__Problem description__. Report how many lines of the listing below include the word "forfaitaire". Give nothing but the number.

__Source records__.
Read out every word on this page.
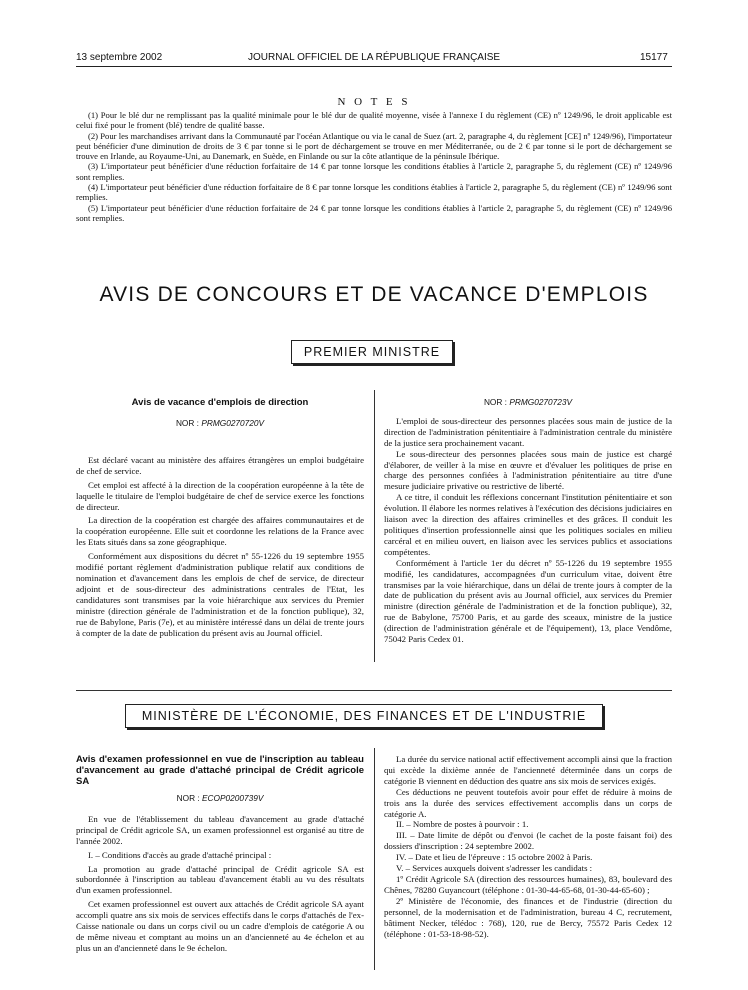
13 septembre 2002	JOURNAL OFFICIEL DE LA RÉPUBLIQUE FRANÇAISE	15177
N O T E S

(1) Pour le blé dur ne remplissant pas la qualité minimale pour le blé dur de qualité moyenne, visée à l'annexe I du règlement (CE) nº 1249/96, le droit applicable est celui fixé pour le froment (blé) tendre de qualité basse.

(2) Pour les marchandises arrivant dans la Communauté par l'océan Atlantique ou via le canal de Suez (art. 2, paragraphe 4, du règlement [CE] nº 1249/96), l'importateur peut bénéficier d'une diminution de droits de 3 € par tonne si le port de déchargement se trouve en mer Méditerranée, ou de 2 € par tonne si le port de déchargement se trouve en Irlande, au Royaume-Uni, au Danemark, en Suède, en Finlande ou sur la côte atlantique de la péninsule Ibérique.

(3) L'importateur peut bénéficier d'une réduction forfaitaire de 14 € par tonne lorsque les conditions établies à l'article 2, paragraphe 5, du règlement (CE) nº 1249/96 sont remplies.

(4) L'importateur peut bénéficier d'une réduction forfaitaire de 8 € par tonne lorsque les conditions établies à l'article 2, paragraphe 5, du règlement (CE) nº 1249/96 sont remplies.

(5) L'importateur peut bénéficier d'une réduction forfaitaire de 24 € par tonne lorsque les conditions établies à l'article 2, paragraphe 5, du règlement (CE) nº 1249/96 sont remplies.

AVIS DE CONCOURS ET DE VACANCE D'EMPLOIS
PREMIER MINISTRE
Avis de vacance d'emplois de direction
NOR : PRMG0270720V

Est déclaré vacant au ministère des affaires étrangères un emploi budgétaire de chef de service.

Cet emploi est affecté à la direction de la coopération européenne à la tête de laquelle le titulaire de l'emploi budgétaire de chef de service exerce les fonctions de directeur.

La direction de la coopération est chargée des affaires communautaires et de la coopération européenne. Elle suit et coordonne les relations de la France avec les Etats situés dans sa zone géographique.

Conformément aux dispositions du décret nº 55-1226 du 19 septembre 1955 modifié portant règlement d'administration publique relatif aux conditions de nomination et d'avancement dans les emplois de chef de service, de directeur adjoint et de sous-directeur des administrations centrales de l'Etat, les candidatures sont transmises par la voie hiérarchique aux services du Premier ministre (direction générale de l'administration et de la fonction publique), 32, rue de Babylone, Paris (7e), et au ministère intéressé dans un délai de trente jours à compter de la date de publication du présent avis au Journal officiel.

NOR : PRMG0270723V

L'emploi de sous-directeur des personnes placées sous main de justice de la direction de l'administration pénitentiaire à l'administration centrale du ministère de la justice sera prochainement vacant.

Le sous-directeur des personnes placées sous main de justice est chargé d'élaborer, de veiller à la mise en œuvre et d'évaluer les politiques de prise en charge des personnes confiées à l'administration pénitentiaire au titre d'une mesure judiciaire privative ou restrictive de liberté.

A ce titre, il conduit les réflexions concernant l'institution pénitentiaire et son évolution. Il élabore les normes relatives à l'exécution des décisions judiciaires en liaison avec la direction des affaires criminelles et des grâces. Il conduit les politiques d'insertion professionnelle ainsi que les politiques sociales en milieu carcéral et en milieu ouvert, en liaison avec les services publics et associations compétentes.

Conformément à l'article 1er du décret nº 55-1226 du 19 septembre 1955 modifié, les candidatures, accompagnées d'un curriculum vitae, doivent être transmises par la voie hiérarchique, dans un délai de trente jours à compter de la date de publication du présent avis au Journal officiel, aux services du Premier ministre (direction générale de l'administration et de la fonction publique), 32, rue de Babylone, 75700 Paris, et au garde des sceaux, ministre de la justice (direction de l'administration générale et de l'équipement), 13, place Vendôme, 75042 Paris Cedex 01.

MINISTÈRE DE L'ÉCONOMIE, DES FINANCES ET DE L'INDUSTRIE
Avis d'examen professionnel en vue de l'inscription au tableau d'avancement au grade d'attaché principal de Crédit agricole SA
NOR : ECOP0200739V

En vue de l'établissement du tableau d'avancement au grade d'attaché principal de Crédit agricole SA, un examen professionnel est organisé au titre de l'année 2002.

I. – Conditions d'accès au grade d'attaché principal :

La promotion au grade d'attaché principal de Crédit agricole SA est subordonnée à l'inscription au tableau d'avancement établi au vu des résultats d'un examen professionnel.

Cet examen professionnel est ouvert aux attachés de Crédit agricole SA ayant accompli quatre ans six mois de services effectifs dans le corps d'attachés de l'ex-Caisse nationale ou dans un corps civil ou un cadre d'emplois de catégorie A ou de même niveau et comptant au moins un an d'ancienneté au 4e échelon et au plus un an d'ancienneté dans le 9e échelon.

La durée du service national actif effectivement accompli ainsi que la fraction qui excède la dixième année de l'ancienneté déterminée dans un corps de catégorie B viennent en déduction des quatre ans six mois de services exigés.

Ces déductions ne peuvent toutefois avoir pour effet de réduire à moins de trois ans la durée des services effectivement accomplis dans un corps de catégorie A.

II. – Nombre de postes à pourvoir : 1.

III. – Date limite de dépôt ou d'envoi (le cachet de la poste faisant foi) des dossiers d'inscription : 24 septembre 2002.

IV. – Date et lieu de l'épreuve : 15 octobre 2002 à Paris.

V. – Services auxquels doivent s'adresser les candidats :

1º Crédit Agricole SA (direction des ressources humaines), 83, boulevard des Chênes, 78280 Guyancourt (téléphone : 01-30-44-65-68, 01-30-44-65-60) ;

2º Ministère de l'économie, des finances et de l'industrie (direction du personnel, de la modernisation et de l'administration, bureau 4 C, recrutement, bâtiment Necker, télédoc : 768), 120, rue de Bercy, 75572 Paris Cedex 12 (téléphone : 01-53-18-98-52).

__Output for this exercise__. 3